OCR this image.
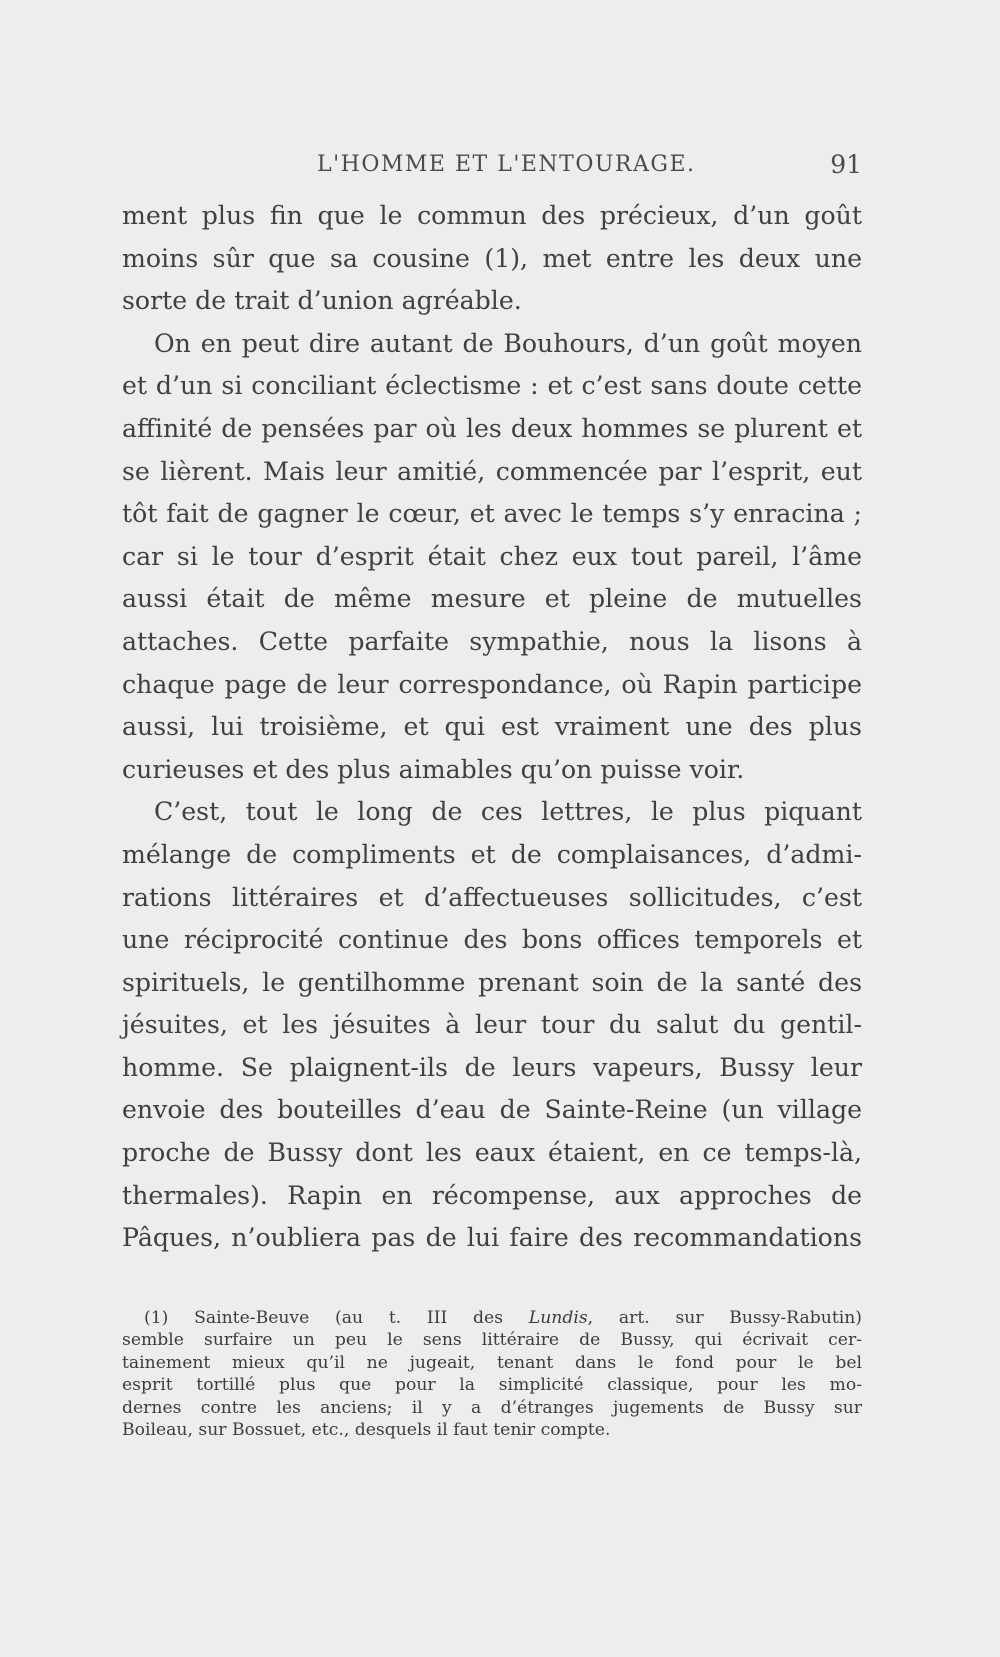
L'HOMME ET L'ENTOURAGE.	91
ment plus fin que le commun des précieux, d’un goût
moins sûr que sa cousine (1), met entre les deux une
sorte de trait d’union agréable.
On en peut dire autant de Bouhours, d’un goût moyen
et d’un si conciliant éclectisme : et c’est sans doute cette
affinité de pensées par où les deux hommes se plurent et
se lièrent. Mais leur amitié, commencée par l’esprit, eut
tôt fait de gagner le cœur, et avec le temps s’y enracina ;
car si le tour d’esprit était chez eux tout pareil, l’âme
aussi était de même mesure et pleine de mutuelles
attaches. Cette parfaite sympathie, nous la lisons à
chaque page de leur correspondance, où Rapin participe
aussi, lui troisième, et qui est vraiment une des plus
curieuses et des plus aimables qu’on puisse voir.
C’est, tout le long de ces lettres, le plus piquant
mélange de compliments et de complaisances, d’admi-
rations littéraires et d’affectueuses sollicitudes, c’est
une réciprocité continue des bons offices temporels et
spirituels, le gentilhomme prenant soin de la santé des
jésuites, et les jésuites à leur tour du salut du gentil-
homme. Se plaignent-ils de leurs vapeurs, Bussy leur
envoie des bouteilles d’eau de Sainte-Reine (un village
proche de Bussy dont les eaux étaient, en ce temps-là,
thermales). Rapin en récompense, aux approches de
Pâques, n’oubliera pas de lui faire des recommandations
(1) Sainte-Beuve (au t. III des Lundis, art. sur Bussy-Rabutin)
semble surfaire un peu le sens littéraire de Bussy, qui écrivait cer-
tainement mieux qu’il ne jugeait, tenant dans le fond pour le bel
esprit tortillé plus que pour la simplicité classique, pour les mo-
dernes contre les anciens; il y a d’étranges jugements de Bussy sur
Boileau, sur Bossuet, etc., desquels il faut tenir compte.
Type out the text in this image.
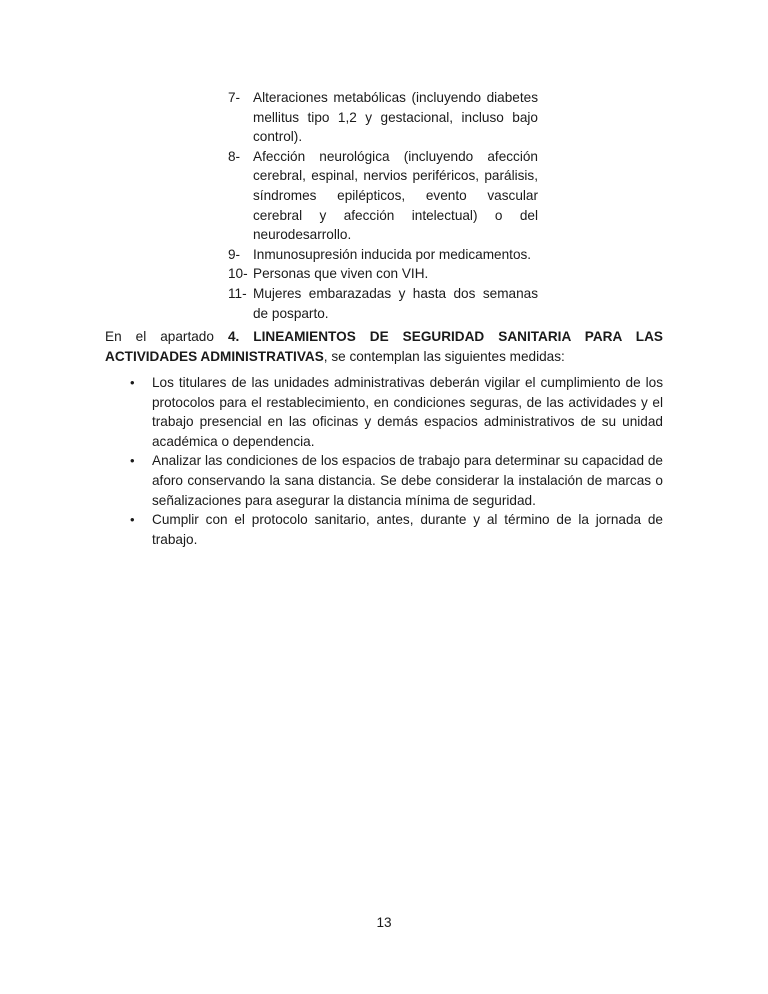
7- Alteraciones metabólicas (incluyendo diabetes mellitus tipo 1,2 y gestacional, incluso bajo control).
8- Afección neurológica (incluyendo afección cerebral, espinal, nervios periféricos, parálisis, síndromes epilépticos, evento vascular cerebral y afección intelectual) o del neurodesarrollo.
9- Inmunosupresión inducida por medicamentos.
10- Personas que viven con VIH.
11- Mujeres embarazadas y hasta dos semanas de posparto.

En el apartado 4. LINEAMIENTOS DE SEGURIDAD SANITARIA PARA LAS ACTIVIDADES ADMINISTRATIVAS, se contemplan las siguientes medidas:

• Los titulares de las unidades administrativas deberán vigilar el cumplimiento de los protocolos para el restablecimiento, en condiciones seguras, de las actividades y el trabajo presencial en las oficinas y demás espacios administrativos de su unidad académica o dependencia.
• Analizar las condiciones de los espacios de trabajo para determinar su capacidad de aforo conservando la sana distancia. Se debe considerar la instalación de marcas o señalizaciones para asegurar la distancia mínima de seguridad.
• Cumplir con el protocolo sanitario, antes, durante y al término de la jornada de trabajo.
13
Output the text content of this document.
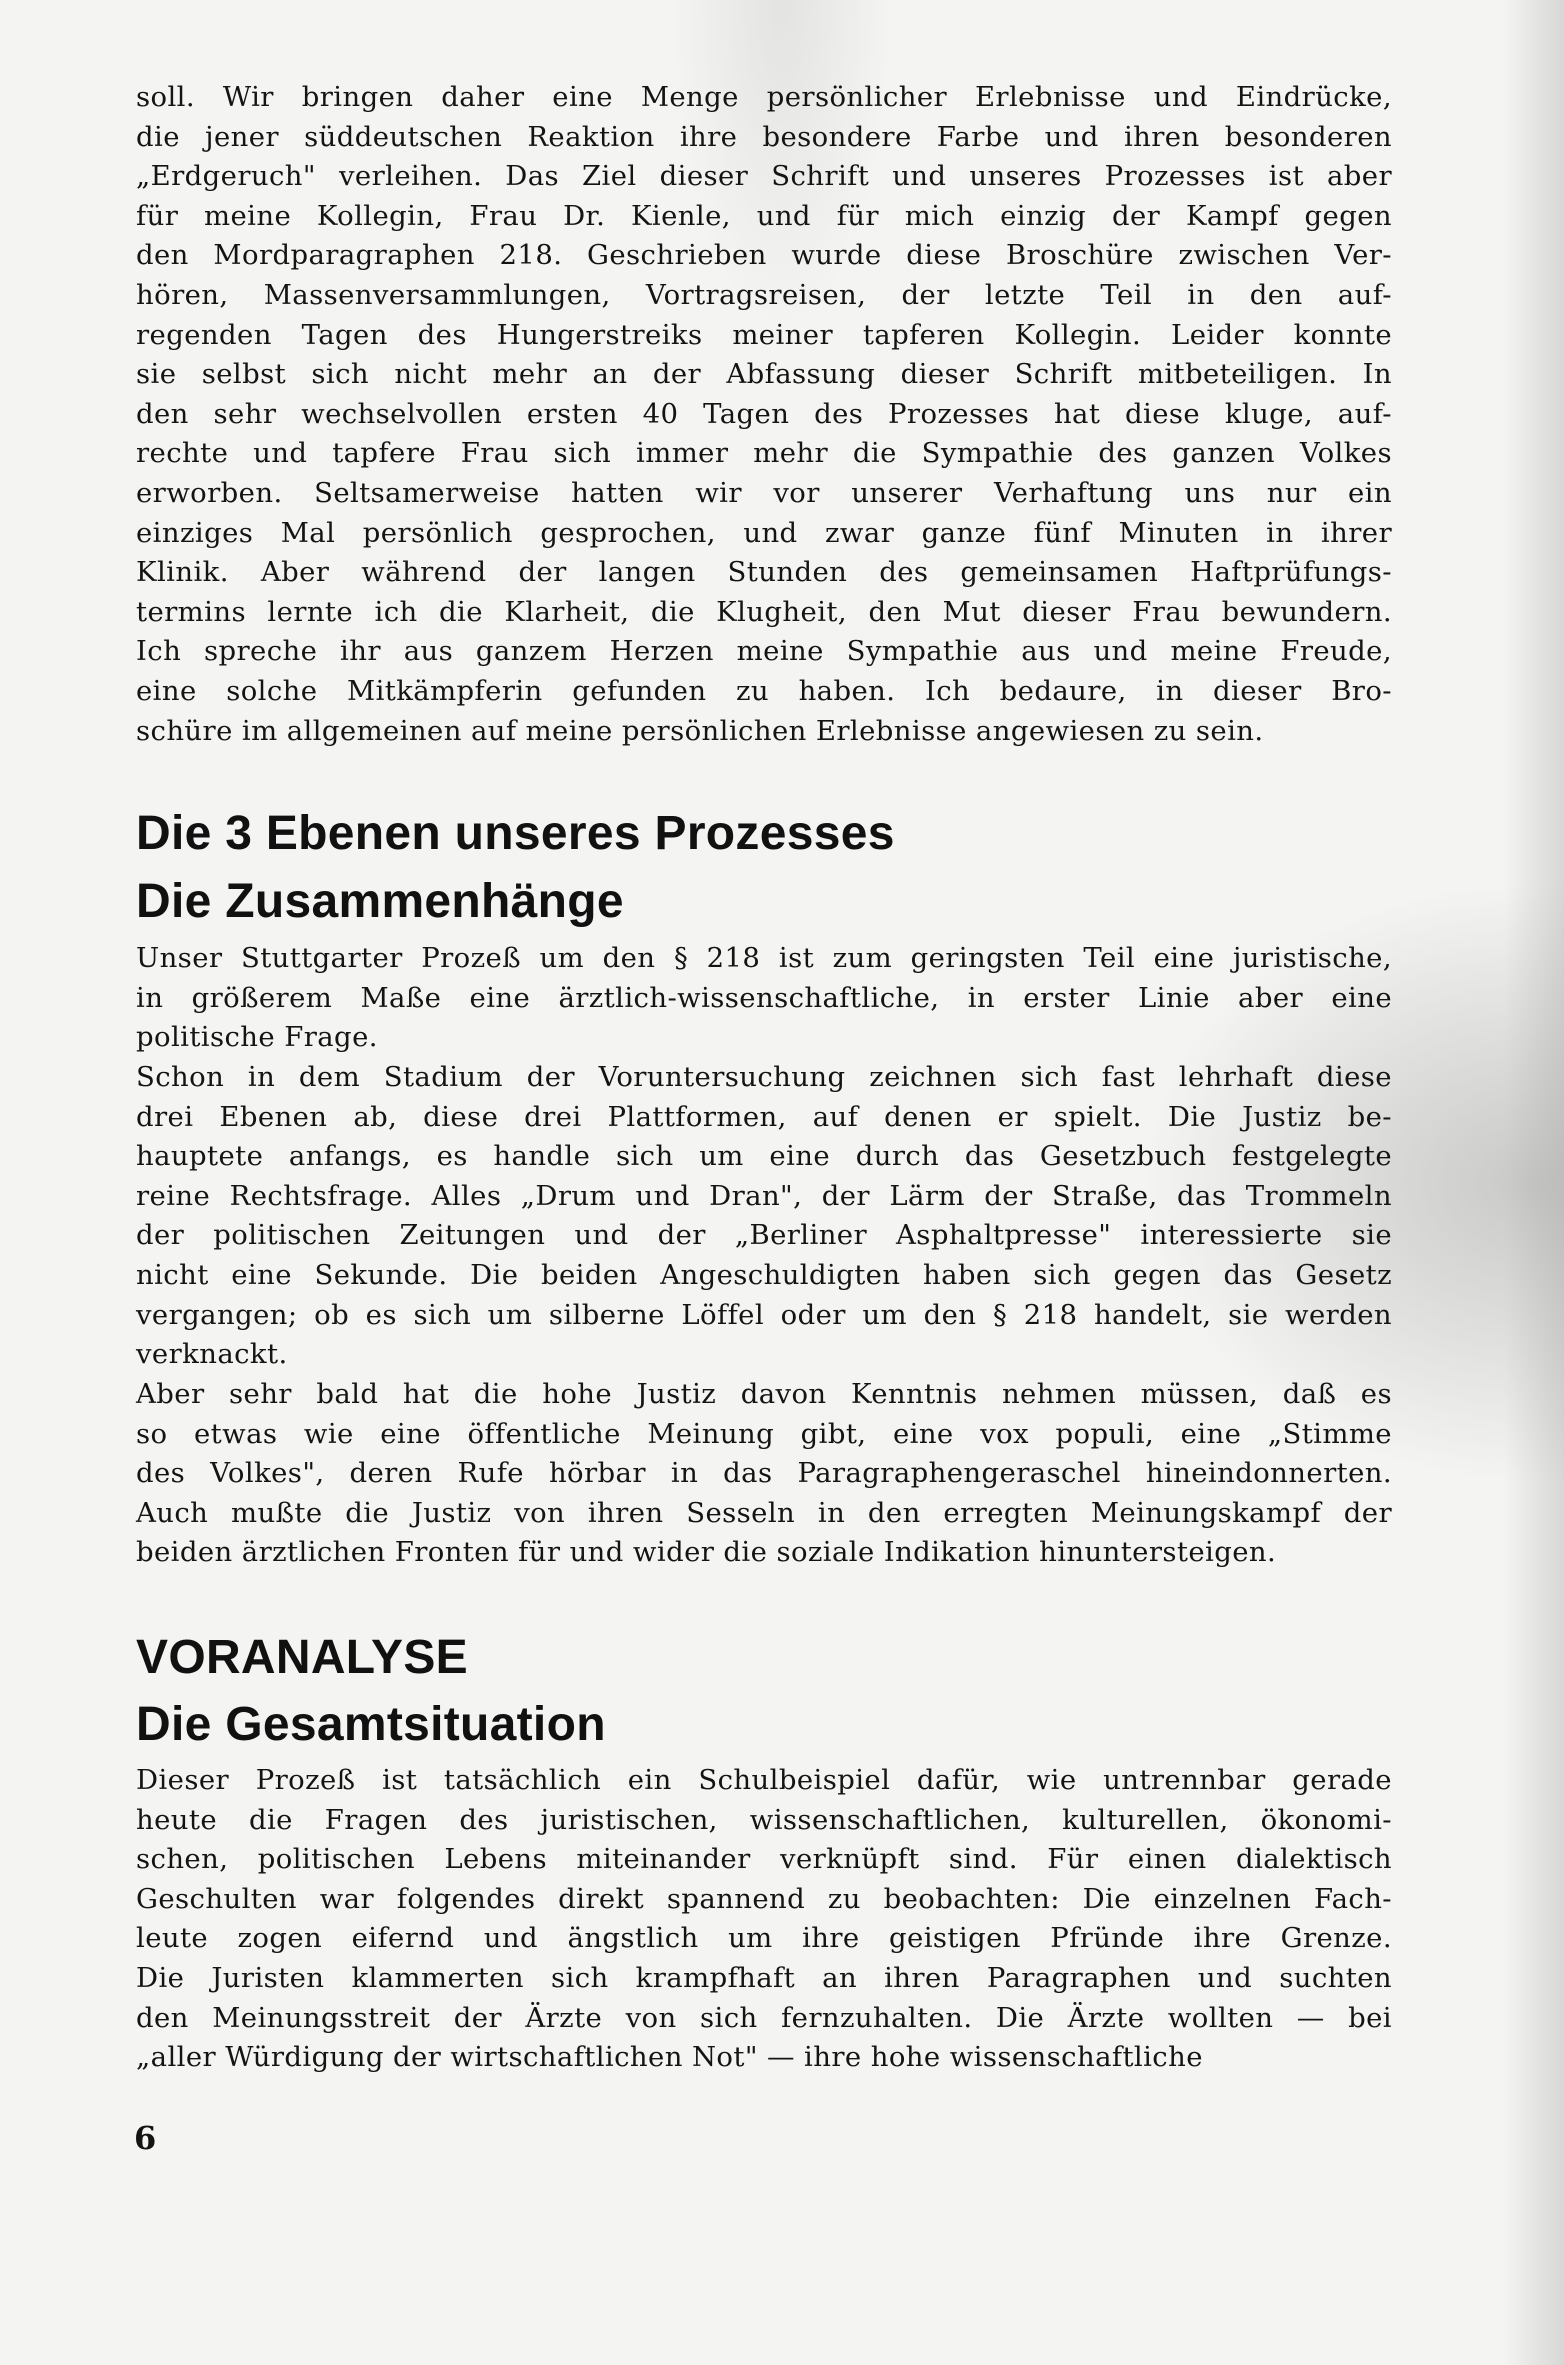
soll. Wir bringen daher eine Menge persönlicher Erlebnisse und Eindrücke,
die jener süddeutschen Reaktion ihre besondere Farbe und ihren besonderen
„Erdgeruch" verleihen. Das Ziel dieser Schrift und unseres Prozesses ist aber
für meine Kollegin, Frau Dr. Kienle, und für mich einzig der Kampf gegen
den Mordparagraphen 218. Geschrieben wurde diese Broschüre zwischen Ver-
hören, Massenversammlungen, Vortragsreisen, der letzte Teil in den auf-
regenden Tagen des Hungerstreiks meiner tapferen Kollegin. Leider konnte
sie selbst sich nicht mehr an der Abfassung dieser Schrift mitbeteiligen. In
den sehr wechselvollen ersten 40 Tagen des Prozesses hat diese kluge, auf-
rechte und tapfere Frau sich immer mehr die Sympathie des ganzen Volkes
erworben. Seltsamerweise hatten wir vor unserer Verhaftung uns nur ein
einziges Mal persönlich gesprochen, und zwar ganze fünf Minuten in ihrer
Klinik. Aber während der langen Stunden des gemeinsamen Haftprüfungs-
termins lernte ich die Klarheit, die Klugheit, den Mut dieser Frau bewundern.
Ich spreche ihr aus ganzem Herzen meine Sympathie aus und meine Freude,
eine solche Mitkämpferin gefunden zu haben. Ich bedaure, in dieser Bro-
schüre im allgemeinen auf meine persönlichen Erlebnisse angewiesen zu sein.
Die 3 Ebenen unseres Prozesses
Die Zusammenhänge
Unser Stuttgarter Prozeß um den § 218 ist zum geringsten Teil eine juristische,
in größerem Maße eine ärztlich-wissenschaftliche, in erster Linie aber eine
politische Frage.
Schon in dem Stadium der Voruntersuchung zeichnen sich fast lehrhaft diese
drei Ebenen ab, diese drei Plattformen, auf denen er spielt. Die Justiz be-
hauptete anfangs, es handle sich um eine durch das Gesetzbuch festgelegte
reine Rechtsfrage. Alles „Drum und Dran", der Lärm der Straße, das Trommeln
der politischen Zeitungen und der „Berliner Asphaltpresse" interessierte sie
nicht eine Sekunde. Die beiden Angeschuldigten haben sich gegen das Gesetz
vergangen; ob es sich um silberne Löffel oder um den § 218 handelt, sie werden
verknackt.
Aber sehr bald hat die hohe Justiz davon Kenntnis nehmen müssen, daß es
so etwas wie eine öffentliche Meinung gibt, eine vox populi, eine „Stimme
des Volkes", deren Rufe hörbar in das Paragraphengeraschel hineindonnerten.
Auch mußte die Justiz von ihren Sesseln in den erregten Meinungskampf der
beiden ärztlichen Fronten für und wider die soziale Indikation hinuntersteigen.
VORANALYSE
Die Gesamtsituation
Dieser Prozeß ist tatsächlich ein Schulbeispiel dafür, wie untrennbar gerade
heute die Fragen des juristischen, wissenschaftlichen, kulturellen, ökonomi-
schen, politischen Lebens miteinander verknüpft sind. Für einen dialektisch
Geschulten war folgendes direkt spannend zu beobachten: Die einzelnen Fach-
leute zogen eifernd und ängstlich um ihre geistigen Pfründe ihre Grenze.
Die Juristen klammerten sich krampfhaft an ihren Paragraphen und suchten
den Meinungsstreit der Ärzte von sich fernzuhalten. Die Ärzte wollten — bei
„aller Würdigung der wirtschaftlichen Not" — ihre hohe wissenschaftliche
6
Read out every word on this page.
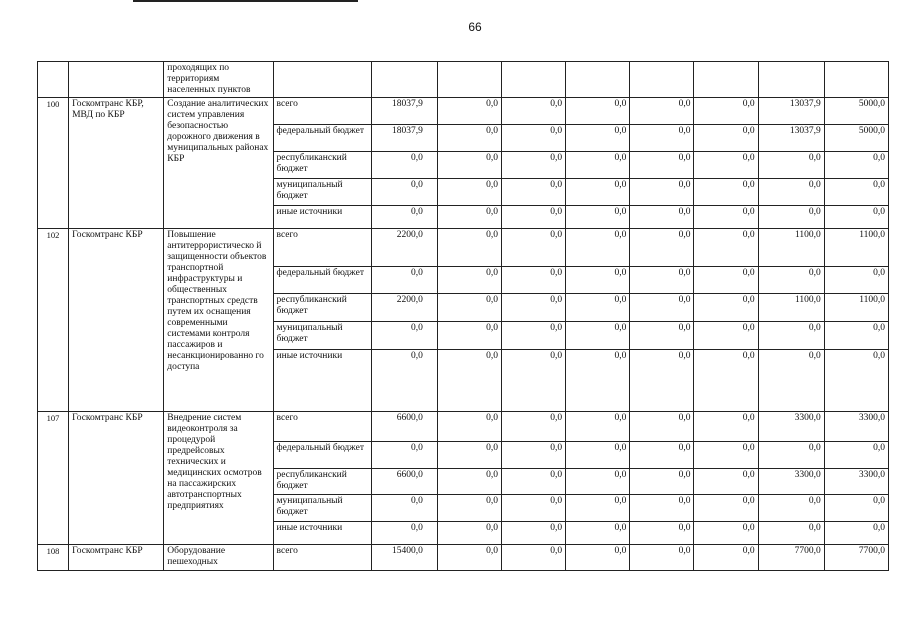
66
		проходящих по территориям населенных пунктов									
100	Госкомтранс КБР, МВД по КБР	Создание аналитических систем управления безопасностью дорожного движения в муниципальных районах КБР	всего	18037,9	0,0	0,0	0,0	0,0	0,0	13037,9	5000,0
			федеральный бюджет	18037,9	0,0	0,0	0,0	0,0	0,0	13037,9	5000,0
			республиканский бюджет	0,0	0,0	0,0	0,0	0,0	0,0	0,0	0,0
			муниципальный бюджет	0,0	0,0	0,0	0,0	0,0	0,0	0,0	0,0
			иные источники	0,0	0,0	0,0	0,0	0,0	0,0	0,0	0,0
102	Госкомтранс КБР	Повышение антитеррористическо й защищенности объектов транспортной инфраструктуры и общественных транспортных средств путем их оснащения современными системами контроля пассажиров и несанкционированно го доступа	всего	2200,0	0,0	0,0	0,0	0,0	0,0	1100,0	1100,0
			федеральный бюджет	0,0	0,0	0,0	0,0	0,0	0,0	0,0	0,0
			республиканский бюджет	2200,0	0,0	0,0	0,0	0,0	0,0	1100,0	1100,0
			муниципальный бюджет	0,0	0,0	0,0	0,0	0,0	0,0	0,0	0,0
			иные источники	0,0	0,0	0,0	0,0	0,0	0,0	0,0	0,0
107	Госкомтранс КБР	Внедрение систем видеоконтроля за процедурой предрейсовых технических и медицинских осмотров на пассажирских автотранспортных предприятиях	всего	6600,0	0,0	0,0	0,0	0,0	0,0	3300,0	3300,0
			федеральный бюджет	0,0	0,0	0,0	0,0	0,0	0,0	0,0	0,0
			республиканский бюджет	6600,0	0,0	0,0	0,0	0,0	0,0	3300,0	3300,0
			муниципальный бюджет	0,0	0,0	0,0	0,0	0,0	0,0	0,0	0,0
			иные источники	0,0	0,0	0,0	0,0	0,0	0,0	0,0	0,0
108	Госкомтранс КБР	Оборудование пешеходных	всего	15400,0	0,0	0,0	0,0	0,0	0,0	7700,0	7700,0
--- --- ---
**What you should do**
Provide the number of lines containing the string "image", with no other output.

**Final result**
2